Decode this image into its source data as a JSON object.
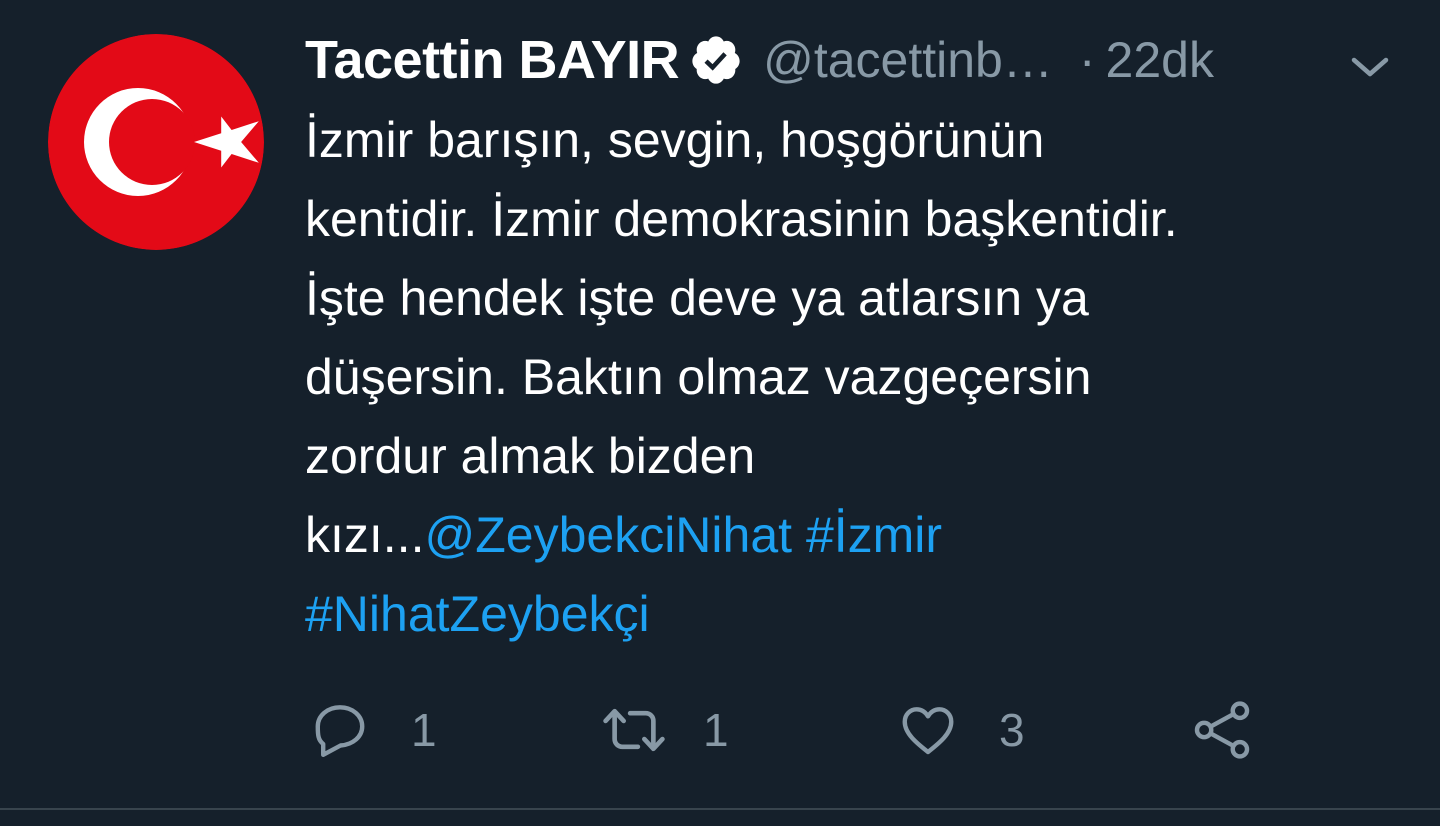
{
  "tweet": {
    "author": {
      "name": "Tacettin BAYIR",
      "handle": "@tacettinb…",
      "verified": true,
      "avatar": "turkish-flag-avatar"
    },
    "separator": "·",
    "time": "22dk",
    "text_lines": [
      "İzmir barışın, sevgin, hoşgörünün",
      "kentidir. İzmir demokrasinin başkentidir.",
      "İşte hendek işte deve ya atlarsın ya",
      "düşersin. Baktın olmaz vazgeçersin",
      "zordur almak bizden"
    ],
    "text_tail": "kızı...",
    "mention": "@ZeybekciNihat",
    "hashtags": [
      "#İzmir",
      "#NihatZeybekçi"
    ],
    "actions": {
      "reply": {
        "icon": "reply-icon",
        "count": "1"
      },
      "retweet": {
        "icon": "retweet-icon",
        "count": "1"
      },
      "like": {
        "icon": "heart-icon",
        "count": "3"
      },
      "share": {
        "icon": "share-icon"
      }
    },
    "more_icon": "chevron-down-icon"
  },
  "colors": {
    "background": "#15202b",
    "text": "#ffffff",
    "secondary": "#8899a6",
    "link": "#1da1f2",
    "flag_red": "#e30a17",
    "divider": "#38444d"
  }
}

Short problem >>
Track down every line holding the string "İzmir" and copy it.

Problem solution >>
      "İzmir barışın, sevgin, hoşgörünün",
      "kentidir. İzmir demokrasinin başkentidir.",
      "#İzmir",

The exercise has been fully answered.